## [Aim]
Search the listing below for "Herreriano". Copy each matching line.

────────────────────────────────────────

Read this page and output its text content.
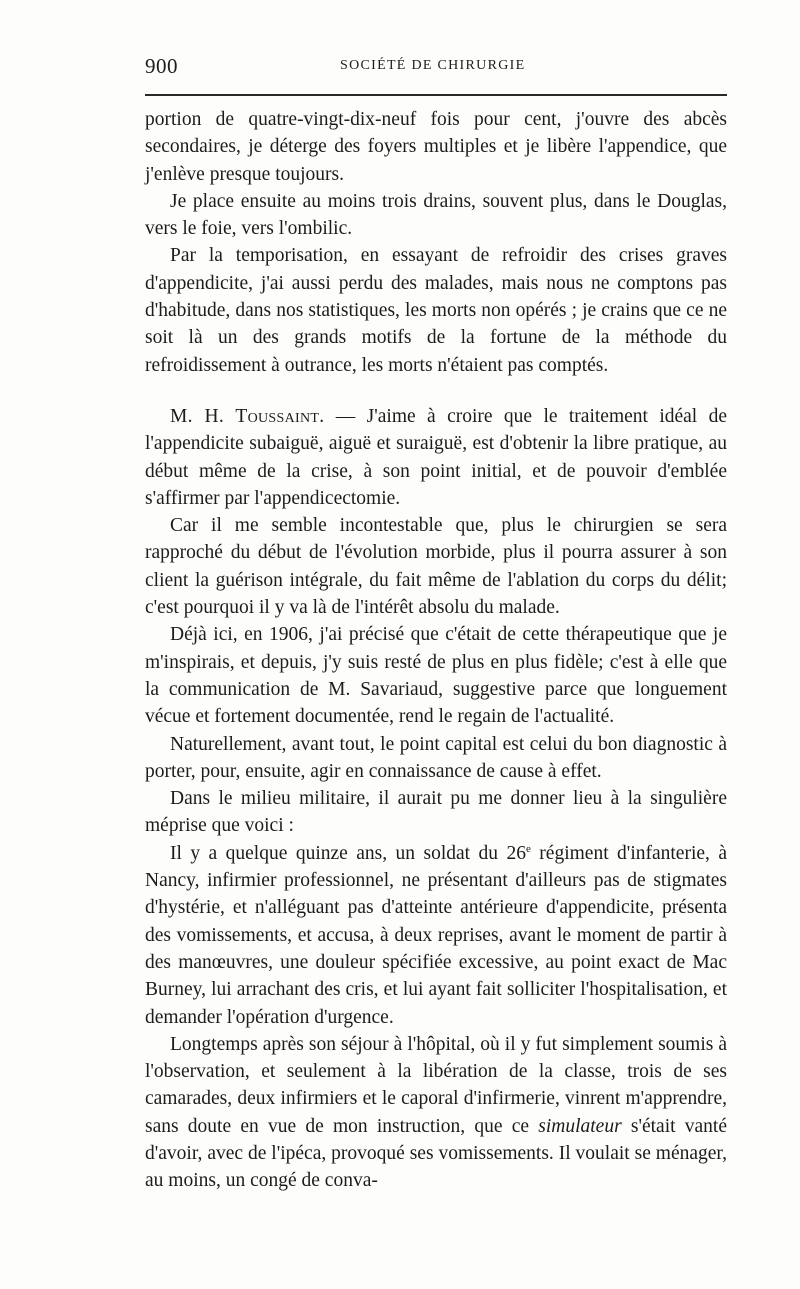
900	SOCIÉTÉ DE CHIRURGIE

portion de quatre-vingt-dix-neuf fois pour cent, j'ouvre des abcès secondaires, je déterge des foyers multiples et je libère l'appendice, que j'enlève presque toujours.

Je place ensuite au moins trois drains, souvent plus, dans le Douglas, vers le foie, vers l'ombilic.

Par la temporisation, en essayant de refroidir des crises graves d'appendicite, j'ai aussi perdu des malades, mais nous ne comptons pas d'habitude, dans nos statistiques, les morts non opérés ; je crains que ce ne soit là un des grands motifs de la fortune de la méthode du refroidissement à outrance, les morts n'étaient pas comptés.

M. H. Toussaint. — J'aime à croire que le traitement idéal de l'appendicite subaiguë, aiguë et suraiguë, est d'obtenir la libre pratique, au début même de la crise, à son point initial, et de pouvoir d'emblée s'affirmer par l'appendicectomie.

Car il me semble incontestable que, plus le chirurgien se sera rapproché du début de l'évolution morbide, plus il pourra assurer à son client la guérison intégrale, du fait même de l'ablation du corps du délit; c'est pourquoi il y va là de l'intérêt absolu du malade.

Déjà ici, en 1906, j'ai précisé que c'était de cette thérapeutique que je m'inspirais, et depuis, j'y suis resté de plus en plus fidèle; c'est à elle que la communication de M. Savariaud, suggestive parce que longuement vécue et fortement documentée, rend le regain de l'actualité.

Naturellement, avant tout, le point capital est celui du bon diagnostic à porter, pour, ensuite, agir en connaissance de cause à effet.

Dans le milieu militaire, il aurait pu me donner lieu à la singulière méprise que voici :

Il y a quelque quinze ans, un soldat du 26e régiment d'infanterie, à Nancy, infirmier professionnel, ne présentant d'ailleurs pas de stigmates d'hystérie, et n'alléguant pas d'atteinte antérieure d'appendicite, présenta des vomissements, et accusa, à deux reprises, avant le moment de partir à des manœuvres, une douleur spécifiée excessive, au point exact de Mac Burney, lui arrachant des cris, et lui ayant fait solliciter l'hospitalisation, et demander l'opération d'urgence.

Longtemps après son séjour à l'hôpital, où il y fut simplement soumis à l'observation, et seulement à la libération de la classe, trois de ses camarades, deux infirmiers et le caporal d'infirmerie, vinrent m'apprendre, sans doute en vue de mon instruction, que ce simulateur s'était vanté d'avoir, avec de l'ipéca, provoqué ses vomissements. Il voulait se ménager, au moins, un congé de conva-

────────────────────────────────────────

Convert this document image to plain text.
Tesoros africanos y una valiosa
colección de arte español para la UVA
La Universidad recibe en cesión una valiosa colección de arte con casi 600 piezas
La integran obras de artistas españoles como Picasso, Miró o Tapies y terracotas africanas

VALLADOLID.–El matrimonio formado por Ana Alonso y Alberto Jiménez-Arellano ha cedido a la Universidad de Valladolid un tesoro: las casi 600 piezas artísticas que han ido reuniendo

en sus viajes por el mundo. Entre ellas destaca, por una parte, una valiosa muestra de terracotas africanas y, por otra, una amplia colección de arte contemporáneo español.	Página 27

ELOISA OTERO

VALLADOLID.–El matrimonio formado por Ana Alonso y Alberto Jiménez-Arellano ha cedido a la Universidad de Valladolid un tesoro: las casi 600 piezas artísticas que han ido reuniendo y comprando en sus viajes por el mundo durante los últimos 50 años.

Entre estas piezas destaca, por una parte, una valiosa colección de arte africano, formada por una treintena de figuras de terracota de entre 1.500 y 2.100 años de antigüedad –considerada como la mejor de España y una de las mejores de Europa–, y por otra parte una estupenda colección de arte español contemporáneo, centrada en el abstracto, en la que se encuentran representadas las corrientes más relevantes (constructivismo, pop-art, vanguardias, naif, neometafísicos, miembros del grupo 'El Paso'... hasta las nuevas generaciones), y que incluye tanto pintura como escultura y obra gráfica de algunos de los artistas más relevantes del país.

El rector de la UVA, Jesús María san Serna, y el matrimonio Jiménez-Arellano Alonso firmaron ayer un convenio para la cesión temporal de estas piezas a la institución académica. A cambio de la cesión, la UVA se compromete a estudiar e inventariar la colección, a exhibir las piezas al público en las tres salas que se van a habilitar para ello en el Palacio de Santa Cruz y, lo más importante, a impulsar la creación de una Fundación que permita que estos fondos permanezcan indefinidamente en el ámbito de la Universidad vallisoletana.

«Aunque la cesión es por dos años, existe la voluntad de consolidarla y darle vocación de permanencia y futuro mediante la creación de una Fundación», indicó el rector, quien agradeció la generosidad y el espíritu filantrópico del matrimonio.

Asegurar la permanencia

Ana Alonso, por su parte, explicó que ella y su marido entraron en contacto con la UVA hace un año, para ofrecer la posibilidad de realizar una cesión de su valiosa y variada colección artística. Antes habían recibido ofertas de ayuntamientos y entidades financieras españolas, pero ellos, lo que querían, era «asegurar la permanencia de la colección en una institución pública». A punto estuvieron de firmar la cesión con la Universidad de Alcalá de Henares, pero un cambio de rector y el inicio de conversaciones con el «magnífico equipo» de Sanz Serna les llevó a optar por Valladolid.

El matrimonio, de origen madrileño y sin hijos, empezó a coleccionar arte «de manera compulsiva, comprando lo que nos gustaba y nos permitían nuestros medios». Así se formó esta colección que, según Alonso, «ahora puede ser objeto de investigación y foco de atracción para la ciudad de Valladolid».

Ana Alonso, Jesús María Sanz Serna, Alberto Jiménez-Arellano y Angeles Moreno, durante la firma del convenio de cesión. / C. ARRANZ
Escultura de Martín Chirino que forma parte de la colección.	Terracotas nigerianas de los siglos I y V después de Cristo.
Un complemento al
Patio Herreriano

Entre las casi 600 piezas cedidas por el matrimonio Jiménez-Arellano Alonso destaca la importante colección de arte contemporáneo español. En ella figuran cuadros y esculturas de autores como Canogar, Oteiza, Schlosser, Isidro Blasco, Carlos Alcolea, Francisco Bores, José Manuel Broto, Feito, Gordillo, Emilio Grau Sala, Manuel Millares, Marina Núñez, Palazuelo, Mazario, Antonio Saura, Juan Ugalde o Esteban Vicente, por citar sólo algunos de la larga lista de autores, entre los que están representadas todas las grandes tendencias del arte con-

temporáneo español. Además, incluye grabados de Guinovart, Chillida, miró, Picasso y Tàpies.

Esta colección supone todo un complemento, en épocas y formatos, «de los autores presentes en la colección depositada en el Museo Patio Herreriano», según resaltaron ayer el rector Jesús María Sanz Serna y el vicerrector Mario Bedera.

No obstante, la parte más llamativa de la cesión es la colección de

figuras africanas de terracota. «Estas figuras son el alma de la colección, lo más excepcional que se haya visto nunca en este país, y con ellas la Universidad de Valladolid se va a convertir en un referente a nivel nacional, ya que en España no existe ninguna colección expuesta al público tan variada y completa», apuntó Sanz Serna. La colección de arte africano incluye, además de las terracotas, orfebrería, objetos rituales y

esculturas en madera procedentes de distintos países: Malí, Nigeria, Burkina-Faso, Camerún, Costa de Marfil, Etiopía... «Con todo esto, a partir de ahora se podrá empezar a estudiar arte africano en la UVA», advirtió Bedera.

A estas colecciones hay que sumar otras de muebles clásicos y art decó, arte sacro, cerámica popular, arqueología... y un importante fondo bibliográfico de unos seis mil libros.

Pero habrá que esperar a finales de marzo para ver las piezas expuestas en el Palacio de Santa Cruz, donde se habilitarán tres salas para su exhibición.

────────────────────────────────────────

## [Task response]
Patio Herreriano
Esta colección supone todo un complemento, en épocas y formatos, «de los autores presentes en la colección depositada en el Museo Patio Herreriano», según resaltaron ayer el rector Jesús María Sanz Serna y el vicerrector Mario Bedera.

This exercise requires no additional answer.